Document content entries ▸
┄┄┄┄┄┄
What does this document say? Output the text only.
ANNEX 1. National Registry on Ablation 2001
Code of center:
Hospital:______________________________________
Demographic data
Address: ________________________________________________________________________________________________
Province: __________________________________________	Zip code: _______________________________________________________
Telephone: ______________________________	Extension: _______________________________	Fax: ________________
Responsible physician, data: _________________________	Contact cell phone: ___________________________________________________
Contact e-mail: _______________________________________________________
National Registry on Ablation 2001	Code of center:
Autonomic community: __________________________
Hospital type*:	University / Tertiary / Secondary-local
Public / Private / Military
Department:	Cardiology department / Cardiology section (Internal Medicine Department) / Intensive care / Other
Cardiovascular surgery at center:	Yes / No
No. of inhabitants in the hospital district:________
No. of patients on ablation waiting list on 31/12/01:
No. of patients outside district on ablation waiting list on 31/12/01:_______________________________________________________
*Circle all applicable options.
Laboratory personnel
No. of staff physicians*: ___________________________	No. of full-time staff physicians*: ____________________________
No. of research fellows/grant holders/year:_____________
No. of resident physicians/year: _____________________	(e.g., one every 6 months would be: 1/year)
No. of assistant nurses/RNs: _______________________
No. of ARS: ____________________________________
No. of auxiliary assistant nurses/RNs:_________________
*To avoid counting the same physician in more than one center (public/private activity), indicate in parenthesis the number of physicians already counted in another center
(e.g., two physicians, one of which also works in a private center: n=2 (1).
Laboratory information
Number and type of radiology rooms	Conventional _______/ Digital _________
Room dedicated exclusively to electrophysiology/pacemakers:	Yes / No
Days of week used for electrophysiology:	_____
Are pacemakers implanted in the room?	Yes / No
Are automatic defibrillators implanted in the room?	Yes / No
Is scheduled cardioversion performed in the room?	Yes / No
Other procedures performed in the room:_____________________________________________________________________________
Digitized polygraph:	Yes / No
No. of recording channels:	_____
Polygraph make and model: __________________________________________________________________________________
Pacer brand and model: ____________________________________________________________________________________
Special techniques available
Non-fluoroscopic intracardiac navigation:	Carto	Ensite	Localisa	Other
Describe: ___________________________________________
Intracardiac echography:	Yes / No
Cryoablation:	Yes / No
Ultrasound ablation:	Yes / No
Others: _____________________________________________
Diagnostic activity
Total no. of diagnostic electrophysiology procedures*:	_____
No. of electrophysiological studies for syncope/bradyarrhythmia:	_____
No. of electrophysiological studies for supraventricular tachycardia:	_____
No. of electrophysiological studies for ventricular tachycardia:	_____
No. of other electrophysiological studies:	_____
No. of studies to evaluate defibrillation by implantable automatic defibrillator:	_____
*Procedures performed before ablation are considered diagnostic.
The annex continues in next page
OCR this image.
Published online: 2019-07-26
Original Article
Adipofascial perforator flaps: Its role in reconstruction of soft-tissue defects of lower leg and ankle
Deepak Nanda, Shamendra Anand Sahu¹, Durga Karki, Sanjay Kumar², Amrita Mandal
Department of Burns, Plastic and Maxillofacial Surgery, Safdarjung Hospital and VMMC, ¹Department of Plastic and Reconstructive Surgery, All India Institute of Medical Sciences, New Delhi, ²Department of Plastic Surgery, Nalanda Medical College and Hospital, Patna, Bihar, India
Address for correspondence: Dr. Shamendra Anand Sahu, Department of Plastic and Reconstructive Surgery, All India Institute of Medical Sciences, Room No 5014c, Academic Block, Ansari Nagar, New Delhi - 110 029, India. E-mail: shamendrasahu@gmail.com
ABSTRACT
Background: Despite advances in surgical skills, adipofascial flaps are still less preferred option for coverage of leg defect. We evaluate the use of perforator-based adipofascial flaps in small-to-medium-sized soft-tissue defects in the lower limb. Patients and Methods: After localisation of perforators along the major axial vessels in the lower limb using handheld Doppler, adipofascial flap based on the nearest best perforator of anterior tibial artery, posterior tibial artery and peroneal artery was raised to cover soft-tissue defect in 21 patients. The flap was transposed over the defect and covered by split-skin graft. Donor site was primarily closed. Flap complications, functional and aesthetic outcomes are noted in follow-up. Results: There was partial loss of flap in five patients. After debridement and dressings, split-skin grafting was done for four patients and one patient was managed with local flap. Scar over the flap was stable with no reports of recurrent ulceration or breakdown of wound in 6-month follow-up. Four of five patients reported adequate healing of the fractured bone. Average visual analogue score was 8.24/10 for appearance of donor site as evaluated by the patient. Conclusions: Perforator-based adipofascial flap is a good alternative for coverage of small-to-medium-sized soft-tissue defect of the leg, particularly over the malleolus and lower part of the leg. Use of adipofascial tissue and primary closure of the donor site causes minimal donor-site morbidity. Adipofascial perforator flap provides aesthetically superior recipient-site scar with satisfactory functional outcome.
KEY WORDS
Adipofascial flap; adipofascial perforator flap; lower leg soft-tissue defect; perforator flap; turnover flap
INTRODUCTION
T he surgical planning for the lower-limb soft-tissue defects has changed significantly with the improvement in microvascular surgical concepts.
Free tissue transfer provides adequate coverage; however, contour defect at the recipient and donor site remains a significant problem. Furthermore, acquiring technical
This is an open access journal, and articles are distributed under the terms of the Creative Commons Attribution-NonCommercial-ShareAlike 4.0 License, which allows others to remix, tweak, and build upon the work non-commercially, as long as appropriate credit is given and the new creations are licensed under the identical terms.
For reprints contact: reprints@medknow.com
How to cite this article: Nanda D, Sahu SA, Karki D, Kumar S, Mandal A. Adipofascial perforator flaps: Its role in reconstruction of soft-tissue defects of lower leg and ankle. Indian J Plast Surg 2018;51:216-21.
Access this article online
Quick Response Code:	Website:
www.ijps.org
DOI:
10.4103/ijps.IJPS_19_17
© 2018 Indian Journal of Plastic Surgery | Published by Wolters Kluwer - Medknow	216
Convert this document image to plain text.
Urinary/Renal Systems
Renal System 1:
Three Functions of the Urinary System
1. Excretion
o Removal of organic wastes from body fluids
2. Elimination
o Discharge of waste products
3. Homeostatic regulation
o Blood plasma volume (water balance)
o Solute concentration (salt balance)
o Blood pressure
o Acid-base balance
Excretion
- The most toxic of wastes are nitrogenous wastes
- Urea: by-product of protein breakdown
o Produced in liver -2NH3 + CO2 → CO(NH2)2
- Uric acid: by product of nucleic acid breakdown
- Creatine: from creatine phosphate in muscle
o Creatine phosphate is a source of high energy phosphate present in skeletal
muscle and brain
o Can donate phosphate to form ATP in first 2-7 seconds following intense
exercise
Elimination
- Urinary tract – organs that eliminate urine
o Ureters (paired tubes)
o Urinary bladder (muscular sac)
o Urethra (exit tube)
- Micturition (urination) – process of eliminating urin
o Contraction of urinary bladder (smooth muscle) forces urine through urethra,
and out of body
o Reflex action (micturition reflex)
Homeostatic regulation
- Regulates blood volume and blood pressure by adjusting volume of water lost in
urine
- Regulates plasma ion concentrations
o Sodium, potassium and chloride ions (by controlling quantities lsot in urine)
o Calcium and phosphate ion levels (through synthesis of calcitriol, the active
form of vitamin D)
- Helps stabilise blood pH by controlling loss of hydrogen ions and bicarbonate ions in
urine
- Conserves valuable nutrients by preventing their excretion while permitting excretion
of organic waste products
┄┄┄┄┄┄
Aim of the task ▸ Go through the records and repeat each one exactly as written.

Problem solution ▸
What does this document say? Output the text only.
ANNEX 1. National Registry on Ablation 2001
Code of center:
Hospital:______________________________________
Demographic data
Address: ________________________________________________________________________________________________
Province: __________________________________________	Zip code: _______________________________________________________
Telephone: ______________________________	Extension: _______________________________	Fax: ________________
Responsible physician, data: _________________________	Contact cell phone: ___________________________________________________
Contact e-mail: _______________________________________________________
National Registry on Ablation 2001	Code of center:
Autonomic community: __________________________
Hospital type*:	University / Tertiary / Secondary-local
Public / Private / Military
Department:	Cardiology department / Cardiology section (Internal Medicine Department) / Intensive care / Other
Cardiovascular surgery at center:	Yes / No
No. of inhabitants in the hospital district:________
No. of patients on ablation waiting list on 31/12/01:
No. of patients outside district on ablation waiting list on 31/12/01:_______________________________________________________
*Circle all applicable options.
Laboratory personnel
No. of staff physicians*: ___________________________	No. of full-time staff physicians*: ____________________________
No. of research fellows/grant holders/year:_____________
No. of resident physicians/year: _____________________	(e.g., one every 6 months would be: 1/year)
No. of assistant nurses/RNs: _______________________
No. of ARS: ____________________________________
No. of auxiliary assistant nurses/RNs:_________________
*To avoid counting the same physician in more than one center (public/private activity), indicate in parenthesis the number of physicians already counted in another center
(e.g., two physicians, one of which also works in a private center: n=2 (1).
Laboratory information
Number and type of radiology rooms	Conventional _______/ Digital _________
Room dedicated exclusively to electrophysiology/pacemakers:	Yes / No
Days of week used for electrophysiology:	_____
Are pacemakers implanted in the room?	Yes / No
Are automatic defibrillators implanted in the room?	Yes / No
Is scheduled cardioversion performed in the room?	Yes / No
Other procedures performed in the room:_____________________________________________________________________________
Digitized polygraph:	Yes / No
No. of recording channels:	_____
Polygraph make and model: __________________________________________________________________________________
Pacer brand and model: ____________________________________________________________________________________
Special techniques available
Non-fluoroscopic intracardiac navigation:	Carto	Ensite	Localisa	Other
Describe: ___________________________________________
Intracardiac echography:	Yes / No
Cryoablation:	Yes / No
Ultrasound ablation:	Yes / No
Others: _____________________________________________
Diagnostic activity
Total no. of diagnostic electrophysiology procedures*:	_____
No. of electrophysiological studies for syncope/bradyarrhythmia:	_____
No. of electrophysiological studies for supraventricular tachycardia:	_____
No. of electrophysiological studies for ventricular tachycardia:	_____
No. of other electrophysiological studies:	_____
No. of studies to evaluate defibrillation by implantable automatic defibrillator:	_____
*Procedures performed before ablation are considered diagnostic.
The annex continues in next page
OCR this image.
Published online: 2019-07-26
Original Article
Adipofascial perforator flaps: Its role in reconstruction of soft-tissue defects of lower leg and ankle
Deepak Nanda, Shamendra Anand Sahu¹, Durga Karki, Sanjay Kumar², Amrita Mandal
Department of Burns, Plastic and Maxillofacial Surgery, Safdarjung Hospital and VMMC, ¹Department of Plastic and Reconstructive Surgery, All India Institute of Medical Sciences, New Delhi, ²Department of Plastic Surgery, Nalanda Medical College and Hospital, Patna, Bihar, India
Address for correspondence: Dr. Shamendra Anand Sahu, Department of Plastic and Reconstructive Surgery, All India Institute of Medical Sciences, Room No 5014c, Academic Block, Ansari Nagar, New Delhi - 110 029, India. E-mail: shamendrasahu@gmail.com
ABSTRACT
Background: Despite advances in surgical skills, adipofascial flaps are still less preferred option for coverage of leg defect. We evaluate the use of perforator-based adipofascial flaps in small-to-medium-sized soft-tissue defects in the lower limb. Patients and Methods: After localisation of perforators along the major axial vessels in the lower limb using handheld Doppler, adipofascial flap based on the nearest best perforator of anterior tibial artery, posterior tibial artery and peroneal artery was raised to cover soft-tissue defect in 21 patients. The flap was transposed over the defect and covered by split-skin graft. Donor site was primarily closed. Flap complications, functional and aesthetic outcomes are noted in follow-up. Results: There was partial loss of flap in five patients. After debridement and dressings, split-skin grafting was done for four patients and one patient was managed with local flap. Scar over the flap was stable with no reports of recurrent ulceration or breakdown of wound in 6-month follow-up. Four of five patients reported adequate healing of the fractured bone. Average visual analogue score was 8.24/10 for appearance of donor site as evaluated by the patient. Conclusions: Perforator-based adipofascial flap is a good alternative for coverage of small-to-medium-sized soft-tissue defect of the leg, particularly over the malleolus and lower part of the leg. Use of adipofascial tissue and primary closure of the donor site causes minimal donor-site morbidity. Adipofascial perforator flap provides aesthetically superior recipient-site scar with satisfactory functional outcome.
KEY WORDS
Adipofascial flap; adipofascial perforator flap; lower leg soft-tissue defect; perforator flap; turnover flap
INTRODUCTION
T he surgical planning for the lower-limb soft-tissue defects has changed significantly with the improvement in microvascular surgical concepts.
Free tissue transfer provides adequate coverage; however, contour defect at the recipient and donor site remains a significant problem. Furthermore, acquiring technical
This is an open access journal, and articles are distributed under the terms of the Creative Commons Attribution-NonCommercial-ShareAlike 4.0 License, which allows others to remix, tweak, and build upon the work non-commercially, as long as appropriate credit is given and the new creations are licensed under the identical terms.
For reprints contact: reprints@medknow.com
How to cite this article: Nanda D, Sahu SA, Karki D, Kumar S, Mandal A. Adipofascial perforator flaps: Its role in reconstruction of soft-tissue defects of lower leg and ankle. Indian J Plast Surg 2018;51:216-21.
Access this article online
Quick Response Code:	Website:
www.ijps.org
DOI:
10.4103/ijps.IJPS_19_17
© 2018 Indian Journal of Plastic Surgery | Published by Wolters Kluwer - Medknow	216
Convert this document image to plain text.
Urinary/Renal Systems
Renal System 1:
Three Functions of the Urinary System
1. Excretion
o Removal of organic wastes from body fluids
2. Elimination
o Discharge of waste products
3. Homeostatic regulation
o Blood plasma volume (water balance)
o Solute concentration (salt balance)
o Blood pressure
o Acid-base balance
Excretion
- The most toxic of wastes are nitrogenous wastes
- Urea: by-product of protein breakdown
o Produced in liver -2NH3 + CO2 → CO(NH2)2
- Uric acid: by product of nucleic acid breakdown
- Creatine: from creatine phosphate in muscle
o Creatine phosphate is a source of high energy phosphate present in skeletal
muscle and brain
o Can donate phosphate to form ATP in first 2-7 seconds following intense
exercise
Elimination
- Urinary tract – organs that eliminate urine
o Ureters (paired tubes)
o Urinary bladder (muscular sac)
o Urethra (exit tube)
- Micturition (urination) – process of eliminating urin
o Contraction of urinary bladder (smooth muscle) forces urine through urethra,
and out of body
o Reflex action (micturition reflex)
Homeostatic regulation
- Regulates blood volume and blood pressure by adjusting volume of water lost in
urine
- Regulates plasma ion concentrations
o Sodium, potassium and chloride ions (by controlling quantities lsot in urine)
o Calcium and phosphate ion levels (through synthesis of calcitriol, the active
form of vitamin D)
- Helps stabilise blood pH by controlling loss of hydrogen ions and bicarbonate ions in
urine
- Conserves valuable nutrients by preventing their excretion while permitting excretion
of organic waste products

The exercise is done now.